Extract every record, exactly as written, and ignore the pictures.

[Start Information provided]

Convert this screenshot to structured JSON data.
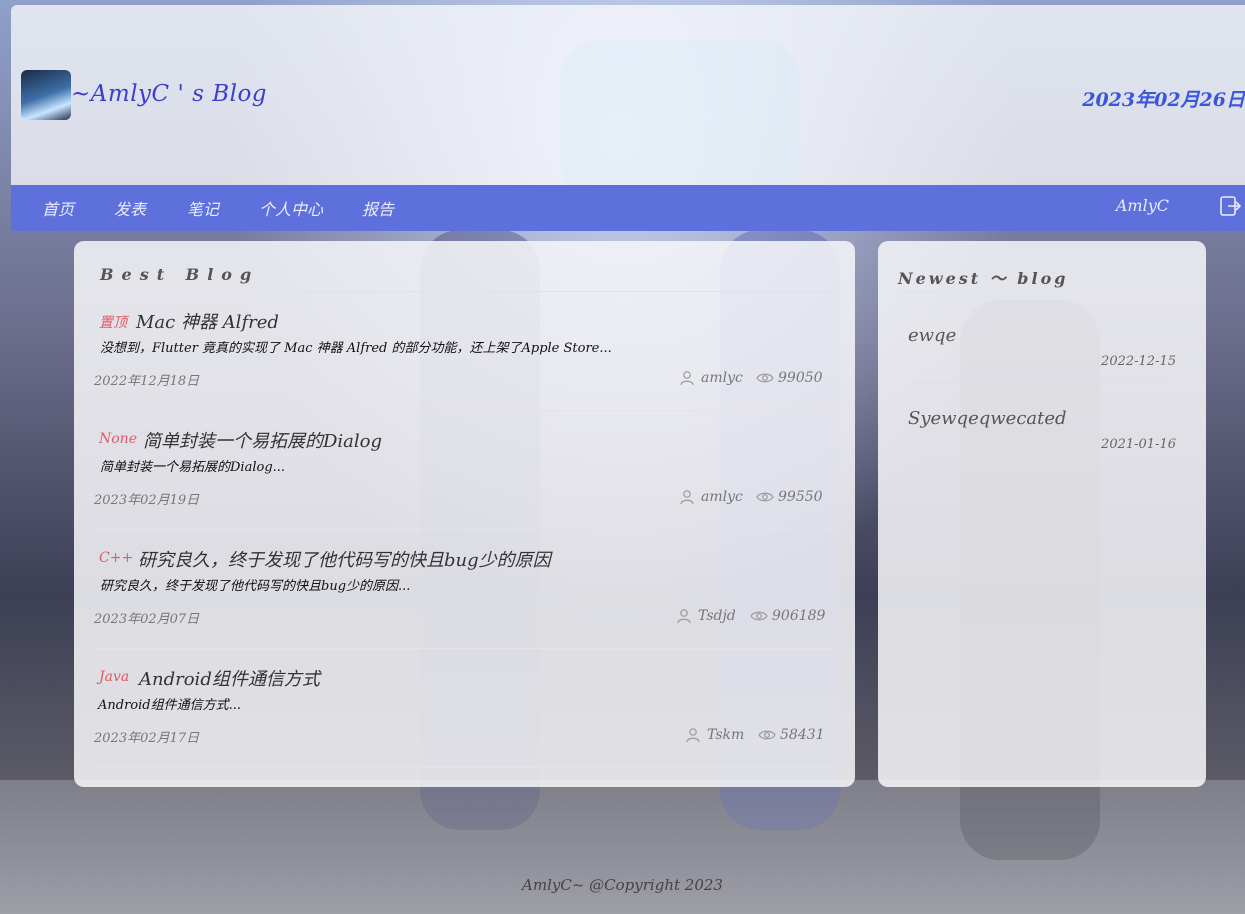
{
  "header": {
    "site_title": "~AmlyC ' s Blog",
    "date": "2023年02月26日"
  },
  "nav": {
    "items": [
      {
        "label": "首页"
      },
      {
        "label": "发表"
      },
      {
        "label": "笔记"
      },
      {
        "label": "个人中心"
      },
      {
        "label": "报告"
      }
    ],
    "user": "AmlyC"
  },
  "best_blog": {
    "title": "Best Blog",
    "posts": [
      {
        "tag": "置顶",
        "title": "Mac 神器 Alfred",
        "excerpt": "没想到，Flutter 竟真的实现了 Mac 神器 Alfred 的部分功能，还上架了Apple Store...",
        "date": "2022年12月18日",
        "author": "amlyc",
        "views": "99050"
      },
      {
        "tag": "None",
        "title": "简单封装一个易拓展的Dialog",
        "excerpt": "简单封装一个易拓展的Dialog...",
        "date": "2023年02月19日",
        "author": "amlyc",
        "views": "99550"
      },
      {
        "tag": "C++",
        "title": "研究良久，终于发现了他代码写的快且bug少的原因",
        "excerpt": "研究良久，终于发现了他代码写的快且bug少的原因...",
        "date": "2023年02月07日",
        "author": "Tsdjd",
        "views": "906189"
      },
      {
        "tag": "Java",
        "title": "Android组件通信方式",
        "excerpt": "Android组件通信方式...",
        "date": "2023年02月17日",
        "author": "Tskm",
        "views": "58431"
      }
    ]
  },
  "newest": {
    "title": "Newest ～ blog",
    "items": [
      {
        "title": "ewqe",
        "date": "2022-12-15"
      },
      {
        "title": "Syewqeqwecated",
        "date": "2021-01-16"
      }
    ]
  },
  "footer": {
    "text": "AmlyC~ @Copyright 2023"
  },
  "colors": {
    "nav": "#5d70dc",
    "title": "#3b3fcc",
    "date": "#3a55e0",
    "tag": "#e05a6a"
  },
  "icons": [
    "logo-image",
    "logout-icon",
    "user-icon",
    "eye-icon"
  ]
}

[End Information provided]

Response to the exercise –
Convert this screenshot to structured JSON data.
{
  "header": {
    "site_title": "~AmlyC ' s Blog",
    "date": "2023年02月26日"
  },
  "nav": {
    "items": [
      {
        "label": "首页"
      },
      {
        "label": "发表"
      },
      {
        "label": "笔记"
      },
      {
        "label": "个人中心"
      },
      {
        "label": "报告"
      }
    ],
    "user": "AmlyC"
  },
  "best_blog": {
    "title": "Best Blog",
    "posts": [
      {
        "tag": "置顶",
        "title": "Mac 神器 Alfred",
        "excerpt": "没想到，Flutter 竟真的实现了 Mac 神器 Alfred 的部分功能，还上架了Apple Store...",
        "date": "2022年12月18日",
        "author": "amlyc",
        "views": "99050"
      },
      {
        "tag": "None",
        "title": "简单封装一个易拓展的Dialog",
        "excerpt": "简单封装一个易拓展的Dialog...",
        "date": "2023年02月19日",
        "author": "amlyc",
        "views": "99550"
      },
      {
        "tag": "C++",
        "title": "研究良久，终于发现了他代码写的快且bug少的原因",
        "excerpt": "研究良久，终于发现了他代码写的快且bug少的原因...",
        "date": "2023年02月07日",
        "author": "Tsdjd",
        "views": "906189"
      },
      {
        "tag": "Java",
        "title": "Android组件通信方式",
        "excerpt": "Android组件通信方式...",
        "date": "2023年02月17日",
        "author": "Tskm",
        "views": "58431"
      }
    ]
  },
  "newest": {
    "title": "Newest ～ blog",
    "items": [
      {
        "title": "ewqe",
        "date": "2022-12-15"
      },
      {
        "title": "Syewqeqwecated",
        "date": "2021-01-16"
      }
    ]
  },
  "footer": {
    "text": "AmlyC~ @Copyright 2023"
  },
  "colors": {
    "nav": "#5d70dc",
    "title": "#3b3fcc",
    "date": "#3a55e0",
    "tag": "#e05a6a"
  },
  "icons": [
    "logo-image",
    "logout-icon",
    "user-icon",
    "eye-icon"
  ]
}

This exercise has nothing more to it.